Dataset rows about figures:
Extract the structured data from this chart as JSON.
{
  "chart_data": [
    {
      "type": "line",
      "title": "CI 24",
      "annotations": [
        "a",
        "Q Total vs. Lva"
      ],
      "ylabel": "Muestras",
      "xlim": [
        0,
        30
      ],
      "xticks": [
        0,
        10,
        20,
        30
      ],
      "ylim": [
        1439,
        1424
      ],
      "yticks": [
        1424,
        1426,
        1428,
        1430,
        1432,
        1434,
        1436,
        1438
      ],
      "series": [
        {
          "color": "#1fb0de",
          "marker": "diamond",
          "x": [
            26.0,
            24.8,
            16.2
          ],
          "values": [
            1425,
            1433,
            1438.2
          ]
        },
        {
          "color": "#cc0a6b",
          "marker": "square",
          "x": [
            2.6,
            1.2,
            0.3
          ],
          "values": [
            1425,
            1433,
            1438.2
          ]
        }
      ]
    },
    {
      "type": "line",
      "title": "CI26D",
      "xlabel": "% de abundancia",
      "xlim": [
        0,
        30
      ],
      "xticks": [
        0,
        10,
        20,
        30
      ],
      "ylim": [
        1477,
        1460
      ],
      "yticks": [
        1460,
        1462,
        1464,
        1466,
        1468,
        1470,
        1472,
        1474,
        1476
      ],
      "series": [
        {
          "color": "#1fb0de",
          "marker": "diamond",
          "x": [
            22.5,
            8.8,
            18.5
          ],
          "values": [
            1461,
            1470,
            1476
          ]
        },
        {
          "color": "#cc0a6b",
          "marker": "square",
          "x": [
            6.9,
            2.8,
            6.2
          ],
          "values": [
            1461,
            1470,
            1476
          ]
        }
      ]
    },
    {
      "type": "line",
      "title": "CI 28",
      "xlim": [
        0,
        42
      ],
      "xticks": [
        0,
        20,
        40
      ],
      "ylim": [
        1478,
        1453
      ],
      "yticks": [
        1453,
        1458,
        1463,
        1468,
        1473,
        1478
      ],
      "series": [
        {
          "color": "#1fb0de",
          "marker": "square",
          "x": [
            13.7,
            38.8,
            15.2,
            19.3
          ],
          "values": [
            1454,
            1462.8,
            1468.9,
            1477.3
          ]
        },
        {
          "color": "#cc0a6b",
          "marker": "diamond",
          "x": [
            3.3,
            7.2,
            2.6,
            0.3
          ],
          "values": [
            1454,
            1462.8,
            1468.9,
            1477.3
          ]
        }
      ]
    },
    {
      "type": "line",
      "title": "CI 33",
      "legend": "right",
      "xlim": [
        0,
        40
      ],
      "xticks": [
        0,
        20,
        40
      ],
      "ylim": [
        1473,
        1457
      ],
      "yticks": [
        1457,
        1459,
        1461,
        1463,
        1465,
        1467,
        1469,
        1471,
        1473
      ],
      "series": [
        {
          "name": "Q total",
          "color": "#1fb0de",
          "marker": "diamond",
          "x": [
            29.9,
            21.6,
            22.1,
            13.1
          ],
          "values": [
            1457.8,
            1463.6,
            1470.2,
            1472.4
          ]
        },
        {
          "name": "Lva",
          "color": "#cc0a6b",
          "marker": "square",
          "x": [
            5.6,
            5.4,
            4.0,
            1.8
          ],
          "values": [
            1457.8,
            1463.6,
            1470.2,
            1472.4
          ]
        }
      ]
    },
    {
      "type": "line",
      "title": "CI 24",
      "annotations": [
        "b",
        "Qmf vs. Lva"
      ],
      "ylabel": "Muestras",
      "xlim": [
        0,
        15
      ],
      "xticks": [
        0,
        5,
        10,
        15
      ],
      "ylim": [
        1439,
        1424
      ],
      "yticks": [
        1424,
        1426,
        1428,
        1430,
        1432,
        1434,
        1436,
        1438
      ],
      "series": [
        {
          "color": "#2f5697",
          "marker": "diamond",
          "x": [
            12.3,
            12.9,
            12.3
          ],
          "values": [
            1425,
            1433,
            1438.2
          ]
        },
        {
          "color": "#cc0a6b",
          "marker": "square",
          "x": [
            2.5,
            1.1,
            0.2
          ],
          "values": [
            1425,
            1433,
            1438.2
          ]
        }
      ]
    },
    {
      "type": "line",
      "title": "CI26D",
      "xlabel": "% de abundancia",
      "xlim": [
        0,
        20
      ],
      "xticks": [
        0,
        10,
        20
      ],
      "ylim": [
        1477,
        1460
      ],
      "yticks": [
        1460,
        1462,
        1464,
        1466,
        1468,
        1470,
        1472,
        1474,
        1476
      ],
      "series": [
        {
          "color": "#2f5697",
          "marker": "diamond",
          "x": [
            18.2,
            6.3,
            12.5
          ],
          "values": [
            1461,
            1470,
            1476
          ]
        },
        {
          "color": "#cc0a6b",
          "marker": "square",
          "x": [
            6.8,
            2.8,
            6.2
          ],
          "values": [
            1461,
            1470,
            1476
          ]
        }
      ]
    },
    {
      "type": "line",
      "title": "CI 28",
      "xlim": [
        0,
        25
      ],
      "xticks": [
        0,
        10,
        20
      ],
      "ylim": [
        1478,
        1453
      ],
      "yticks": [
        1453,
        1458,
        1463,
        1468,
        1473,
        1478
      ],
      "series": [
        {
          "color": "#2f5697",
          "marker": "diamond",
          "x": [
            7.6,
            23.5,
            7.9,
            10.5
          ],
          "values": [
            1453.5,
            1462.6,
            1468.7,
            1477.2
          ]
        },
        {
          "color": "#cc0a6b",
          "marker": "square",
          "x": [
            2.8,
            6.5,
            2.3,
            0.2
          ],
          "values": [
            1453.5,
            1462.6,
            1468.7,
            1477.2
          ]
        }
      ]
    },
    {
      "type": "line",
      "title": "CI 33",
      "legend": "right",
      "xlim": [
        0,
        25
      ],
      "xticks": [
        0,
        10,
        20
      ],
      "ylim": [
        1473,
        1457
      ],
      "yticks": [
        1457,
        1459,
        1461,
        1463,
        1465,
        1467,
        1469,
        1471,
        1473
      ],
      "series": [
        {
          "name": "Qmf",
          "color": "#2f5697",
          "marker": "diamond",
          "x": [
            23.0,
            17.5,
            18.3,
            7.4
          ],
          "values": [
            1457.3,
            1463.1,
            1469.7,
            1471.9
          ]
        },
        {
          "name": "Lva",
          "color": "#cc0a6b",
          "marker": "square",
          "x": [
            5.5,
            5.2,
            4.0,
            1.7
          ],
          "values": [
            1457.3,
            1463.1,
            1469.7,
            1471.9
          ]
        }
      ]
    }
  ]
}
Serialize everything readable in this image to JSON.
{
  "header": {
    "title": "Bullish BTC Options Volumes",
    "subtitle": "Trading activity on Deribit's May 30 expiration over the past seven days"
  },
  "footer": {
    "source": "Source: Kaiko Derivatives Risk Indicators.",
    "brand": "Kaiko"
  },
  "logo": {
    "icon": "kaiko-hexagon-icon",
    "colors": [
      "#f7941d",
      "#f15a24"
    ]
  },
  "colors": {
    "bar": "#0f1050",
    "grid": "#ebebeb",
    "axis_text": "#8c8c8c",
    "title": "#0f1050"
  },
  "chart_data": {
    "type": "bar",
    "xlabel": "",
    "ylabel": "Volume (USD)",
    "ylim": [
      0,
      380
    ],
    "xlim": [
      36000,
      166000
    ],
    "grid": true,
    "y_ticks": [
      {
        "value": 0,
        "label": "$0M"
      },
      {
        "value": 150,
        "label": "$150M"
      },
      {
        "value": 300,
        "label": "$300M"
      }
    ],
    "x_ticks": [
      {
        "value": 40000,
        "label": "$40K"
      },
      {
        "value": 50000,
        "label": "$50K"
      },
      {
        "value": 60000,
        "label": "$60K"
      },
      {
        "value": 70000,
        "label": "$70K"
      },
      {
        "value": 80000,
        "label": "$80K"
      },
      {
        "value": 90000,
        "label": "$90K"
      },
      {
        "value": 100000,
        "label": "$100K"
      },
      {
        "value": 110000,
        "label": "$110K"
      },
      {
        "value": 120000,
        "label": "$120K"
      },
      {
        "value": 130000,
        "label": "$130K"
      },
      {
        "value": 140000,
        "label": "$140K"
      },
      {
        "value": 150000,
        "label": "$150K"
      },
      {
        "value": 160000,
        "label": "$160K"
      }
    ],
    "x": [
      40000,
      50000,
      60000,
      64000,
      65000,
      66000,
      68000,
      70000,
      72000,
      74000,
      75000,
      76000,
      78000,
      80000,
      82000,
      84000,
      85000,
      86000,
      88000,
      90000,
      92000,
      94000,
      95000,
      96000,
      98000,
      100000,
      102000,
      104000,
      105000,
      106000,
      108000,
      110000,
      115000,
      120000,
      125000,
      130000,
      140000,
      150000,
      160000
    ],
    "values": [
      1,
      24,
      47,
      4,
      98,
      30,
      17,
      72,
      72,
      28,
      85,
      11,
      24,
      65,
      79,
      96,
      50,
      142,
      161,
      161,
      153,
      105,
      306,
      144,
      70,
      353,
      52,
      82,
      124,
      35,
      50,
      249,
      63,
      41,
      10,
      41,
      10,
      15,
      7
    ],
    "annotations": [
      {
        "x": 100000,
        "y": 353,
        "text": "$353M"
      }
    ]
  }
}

#### Work to do:
Locate the lines above that hold the word "this". Show every one of them.

#### Written response:
Extract the structured data from this chart as JSON.
Serialize everything readable in this image to JSON.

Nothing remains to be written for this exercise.